Copy out the data below as written; omit any images.
-- START OF Data for processing --
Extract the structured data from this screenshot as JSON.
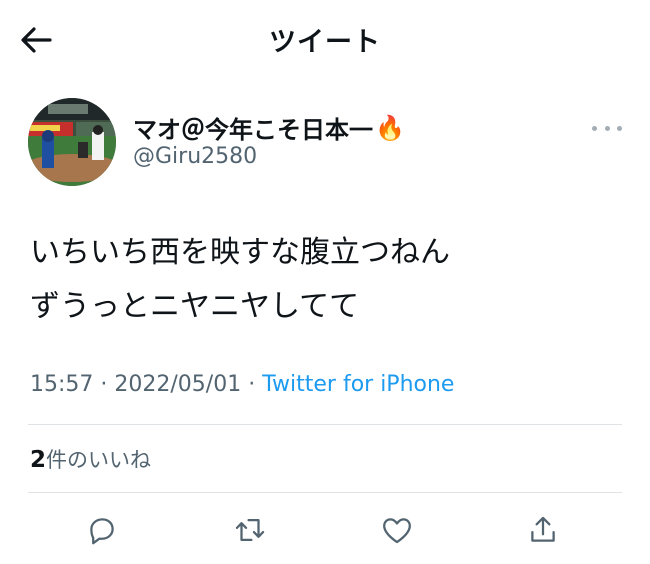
{
  "header": {
    "title": "ツイート",
    "back_icon": "arrow-left-icon"
  },
  "tweet": {
    "author_name": "マオ＠今年こそ日本一",
    "author_emoji": "🔥",
    "handle": "@Giru2580",
    "text_lines": [
      "いちいち西を映すな腹立つねん",
      "ずうっとニヤニヤしてて"
    ],
    "time": "15:57",
    "date": "2022/05/01",
    "separator": "·",
    "source": "Twitter for iPhone",
    "likes_count": "2",
    "likes_label": "件のいいね"
  },
  "actions": [
    "reply-icon",
    "retweet-icon",
    "like-icon",
    "share-icon"
  ],
  "colors": {
    "link": "#1d9bf0",
    "muted": "#536471",
    "divider": "#dfe3e6"
  }
}
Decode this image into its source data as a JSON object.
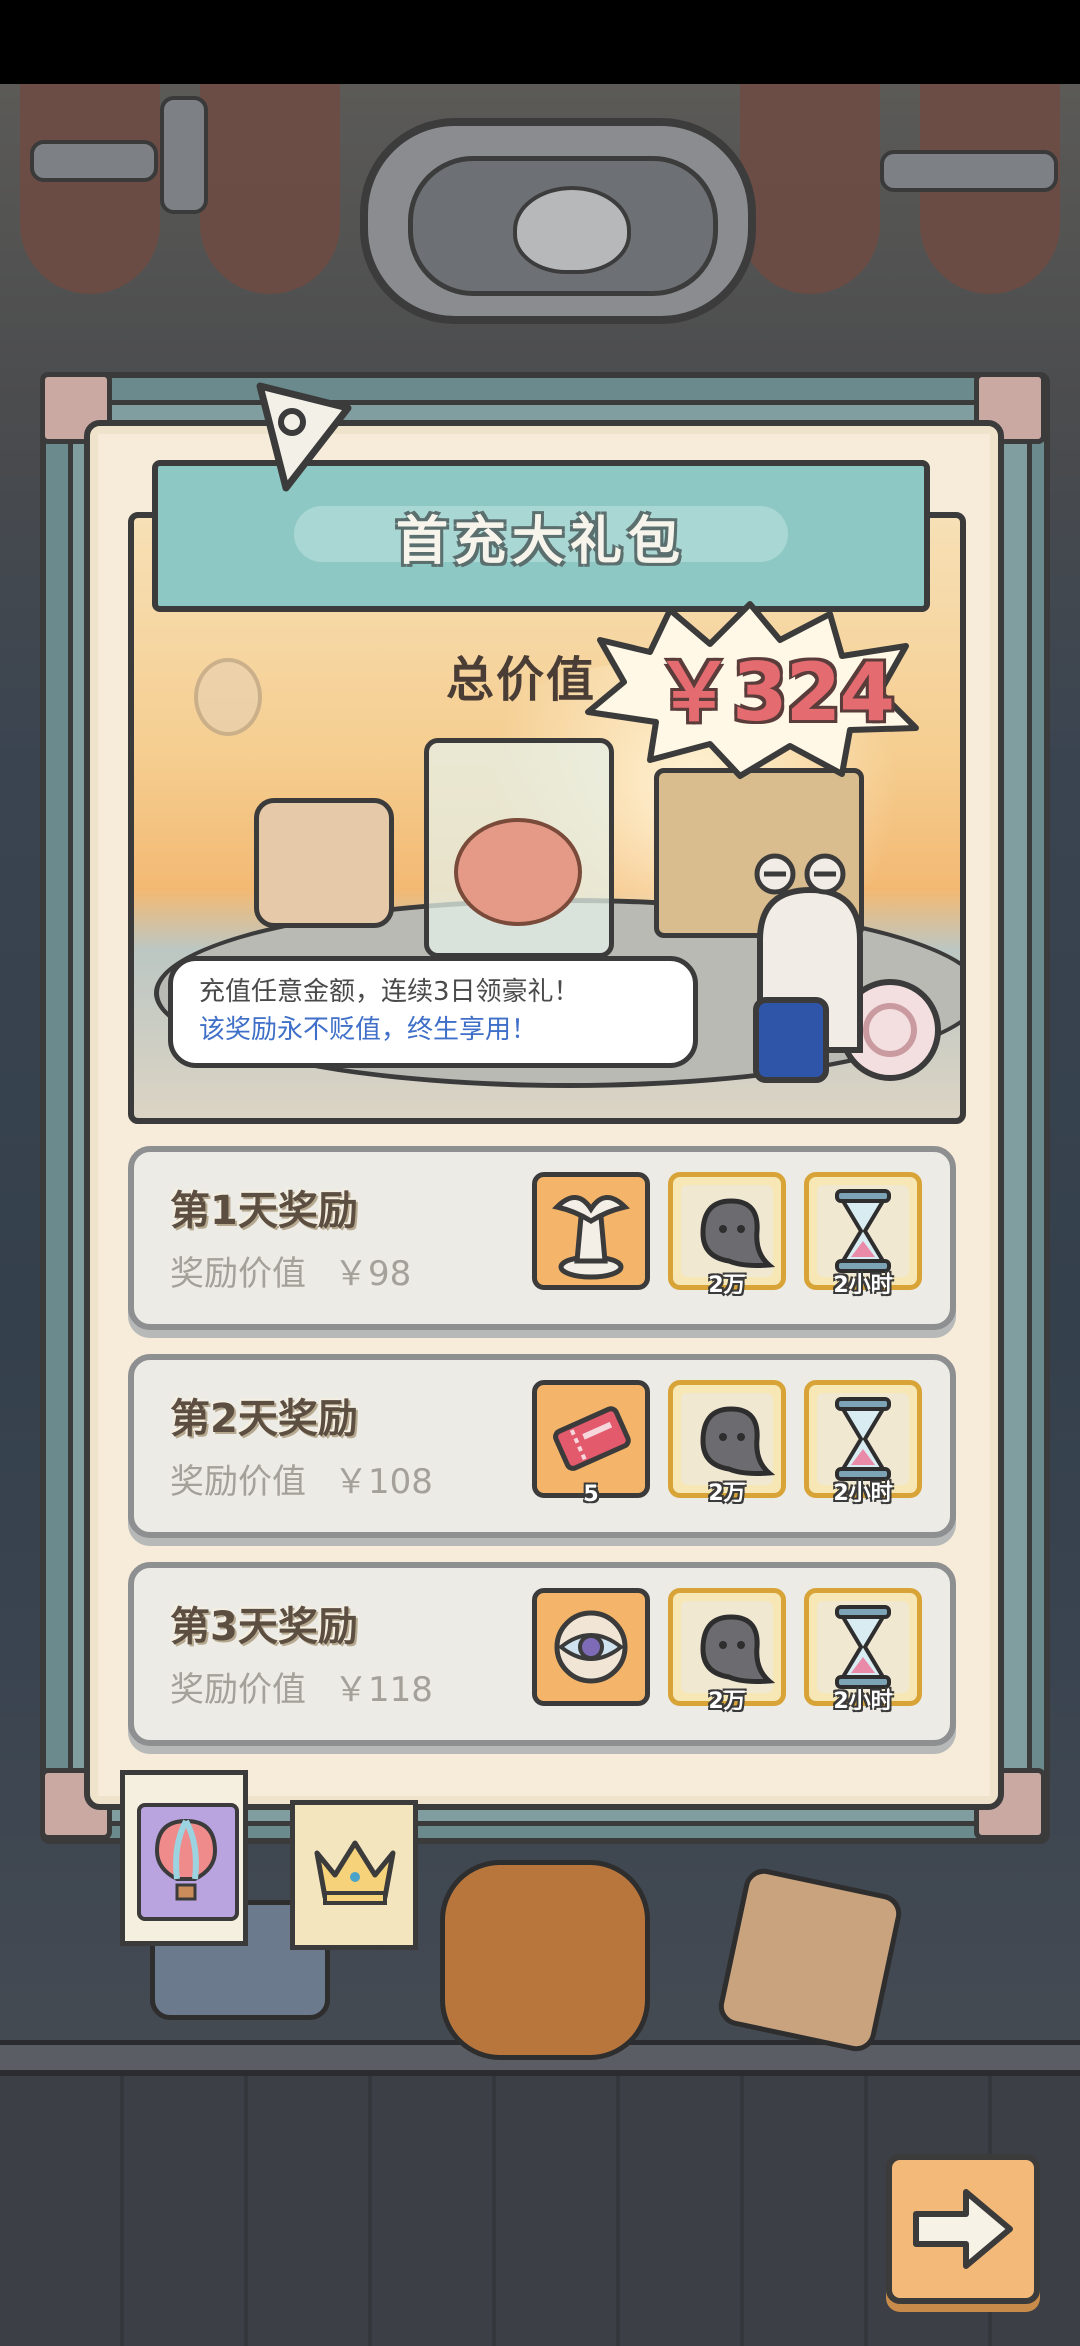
{
  "banner": {
    "title": "首充大礼包"
  },
  "hero": {
    "total_label": "总价值",
    "total_value": "￥324",
    "bubble_line1": "充值任意金额，连续3日领豪礼！",
    "bubble_line2": "该奖励永不贬值，终生享用！"
  },
  "rewards": [
    {
      "title": "第1天奖励",
      "worth_label": "奖励价值",
      "worth_value": "￥98",
      "items": [
        {
          "icon": "statue-icon",
          "qty": ""
        },
        {
          "icon": "ghost-blob-icon",
          "qty": "2万"
        },
        {
          "icon": "hourglass-icon",
          "qty": "2小时"
        }
      ]
    },
    {
      "title": "第2天奖励",
      "worth_label": "奖励价值",
      "worth_value": "￥108",
      "items": [
        {
          "icon": "ticket-icon",
          "qty": "5"
        },
        {
          "icon": "ghost-blob-icon",
          "qty": "2万"
        },
        {
          "icon": "hourglass-icon",
          "qty": "2小时"
        }
      ]
    },
    {
      "title": "第3天奖励",
      "worth_label": "奖励价值",
      "worth_value": "￥118",
      "items": [
        {
          "icon": "eye-orb-icon",
          "qty": ""
        },
        {
          "icon": "ghost-blob-icon",
          "qty": "2万"
        },
        {
          "icon": "hourglass-icon",
          "qty": "2小时"
        }
      ]
    }
  ],
  "tabs": [
    {
      "icon": "hot-air-balloon-icon",
      "selected": true
    },
    {
      "icon": "crown-icon",
      "selected": false
    }
  ],
  "colors": {
    "price_red": "#e46b6f",
    "banner_teal": "#8ec8c5",
    "bubble_blue_text": "#3f6fc8",
    "card_cream": "#f6ecd9"
  }
}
-- END OF Data for processing --
» **Complete output**
Extract the structured data from this screenshot as JSON.
{
  "header": {
    "title": "ツイート",
    "back_icon": "arrow-left-icon"
  },
  "tweet": {
    "author_name": "マオ＠今年こそ日本一",
    "author_emoji": "🔥",
    "handle": "@Giru2580",
    "text_lines": [
      "いちいち西を映すな腹立つねん",
      "ずうっとニヤニヤしてて"
    ],
    "time": "15:57",
    "date": "2022/05/01",
    "separator": "·",
    "source": "Twitter for iPhone",
    "likes_count": "2",
    "likes_label": "件のいいね"
  },
  "actions": [
    "reply-icon",
    "retweet-icon",
    "like-icon",
    "share-icon"
  ],
  "colors": {
    "link": "#1d9bf0",
    "muted": "#536471",
    "divider": "#dfe3e6"
  }
}
Decode this image into its source data as a JSON object.
{
  "banner": {
    "title": "首充大礼包"
  },
  "hero": {
    "total_label": "总价值",
    "total_value": "￥324",
    "bubble_line1": "充值任意金额，连续3日领豪礼！",
    "bubble_line2": "该奖励永不贬值，终生享用！"
  },
  "rewards": [
    {
      "title": "第1天奖励",
      "worth_label": "奖励价值",
      "worth_value": "￥98",
      "items": [
        {
          "icon": "statue-icon",
          "qty": ""
        },
        {
          "icon": "ghost-blob-icon",
          "qty": "2万"
        },
        {
          "icon": "hourglass-icon",
          "qty": "2小时"
        }
      ]
    },
    {
      "title": "第2天奖励",
      "worth_label": "奖励价值",
      "worth_value": "￥108",
      "items": [
        {
          "icon": "ticket-icon",
          "qty": "5"
        },
        {
          "icon": "ghost-blob-icon",
          "qty": "2万"
        },
        {
          "icon": "hourglass-icon",
          "qty": "2小时"
        }
      ]
    },
    {
      "title": "第3天奖励",
      "worth_label": "奖励价值",
      "worth_value": "￥118",
      "items": [
        {
          "icon": "eye-orb-icon",
          "qty": ""
        },
        {
          "icon": "ghost-blob-icon",
          "qty": "2万"
        },
        {
          "icon": "hourglass-icon",
          "qty": "2小时"
        }
      ]
    }
  ],
  "tabs": [
    {
      "icon": "hot-air-balloon-icon",
      "selected": true
    },
    {
      "icon": "crown-icon",
      "selected": false
    }
  ],
  "colors": {
    "price_red": "#e46b6f",
    "banner_teal": "#8ec8c5",
    "bubble_blue_text": "#3f6fc8",
    "card_cream": "#f6ecd9"
  }
}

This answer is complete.